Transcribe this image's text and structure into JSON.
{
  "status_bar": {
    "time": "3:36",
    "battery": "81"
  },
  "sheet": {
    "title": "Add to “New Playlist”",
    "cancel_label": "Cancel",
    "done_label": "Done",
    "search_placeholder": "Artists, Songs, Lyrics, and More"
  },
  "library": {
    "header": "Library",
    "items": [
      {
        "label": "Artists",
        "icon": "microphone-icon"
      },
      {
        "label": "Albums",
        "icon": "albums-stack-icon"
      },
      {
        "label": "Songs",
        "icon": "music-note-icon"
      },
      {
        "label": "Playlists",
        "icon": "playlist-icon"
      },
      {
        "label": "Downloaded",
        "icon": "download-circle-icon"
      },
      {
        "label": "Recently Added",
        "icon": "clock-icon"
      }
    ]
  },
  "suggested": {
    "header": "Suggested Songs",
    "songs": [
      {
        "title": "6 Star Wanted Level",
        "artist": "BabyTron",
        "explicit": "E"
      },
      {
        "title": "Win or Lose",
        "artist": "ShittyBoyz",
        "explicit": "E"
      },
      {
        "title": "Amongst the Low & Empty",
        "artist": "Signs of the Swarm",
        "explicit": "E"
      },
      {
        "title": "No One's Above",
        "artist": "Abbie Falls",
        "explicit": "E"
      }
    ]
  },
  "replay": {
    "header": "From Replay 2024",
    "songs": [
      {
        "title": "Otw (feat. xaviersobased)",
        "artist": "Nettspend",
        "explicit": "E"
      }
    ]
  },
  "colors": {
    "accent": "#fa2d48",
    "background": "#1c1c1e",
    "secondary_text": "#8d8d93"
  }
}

···

▶ Goal
Return every record, word for word.

▶ Answer to the task
Transcribe this image's text and structure into JSON.
{
  "status_bar": {
    "time": "3:36",
    "battery": "81"
  },
  "sheet": {
    "title": "Add to “New Playlist”",
    "cancel_label": "Cancel",
    "done_label": "Done",
    "search_placeholder": "Artists, Songs, Lyrics, and More"
  },
  "library": {
    "header": "Library",
    "items": [
      {
        "label": "Artists",
        "icon": "microphone-icon"
      },
      {
        "label": "Albums",
        "icon": "albums-stack-icon"
      },
      {
        "label": "Songs",
        "icon": "music-note-icon"
      },
      {
        "label": "Playlists",
        "icon": "playlist-icon"
      },
      {
        "label": "Downloaded",
        "icon": "download-circle-icon"
      },
      {
        "label": "Recently Added",
        "icon": "clock-icon"
      }
    ]
  },
  "suggested": {
    "header": "Suggested Songs",
    "songs": [
      {
        "title": "6 Star Wanted Level",
        "artist": "BabyTron",
        "explicit": "E"
      },
      {
        "title": "Win or Lose",
        "artist": "ShittyBoyz",
        "explicit": "E"
      },
      {
        "title": "Amongst the Low & Empty",
        "artist": "Signs of the Swarm",
        "explicit": "E"
      },
      {
        "title": "No One's Above",
        "artist": "Abbie Falls",
        "explicit": "E"
      }
    ]
  },
  "replay": {
    "header": "From Replay 2024",
    "songs": [
      {
        "title": "Otw (feat. xaviersobased)",
        "artist": "Nettspend",
        "explicit": "E"
      }
    ]
  },
  "colors": {
    "accent": "#fa2d48",
    "background": "#1c1c1e",
    "secondary_text": "#8d8d93"
  }
}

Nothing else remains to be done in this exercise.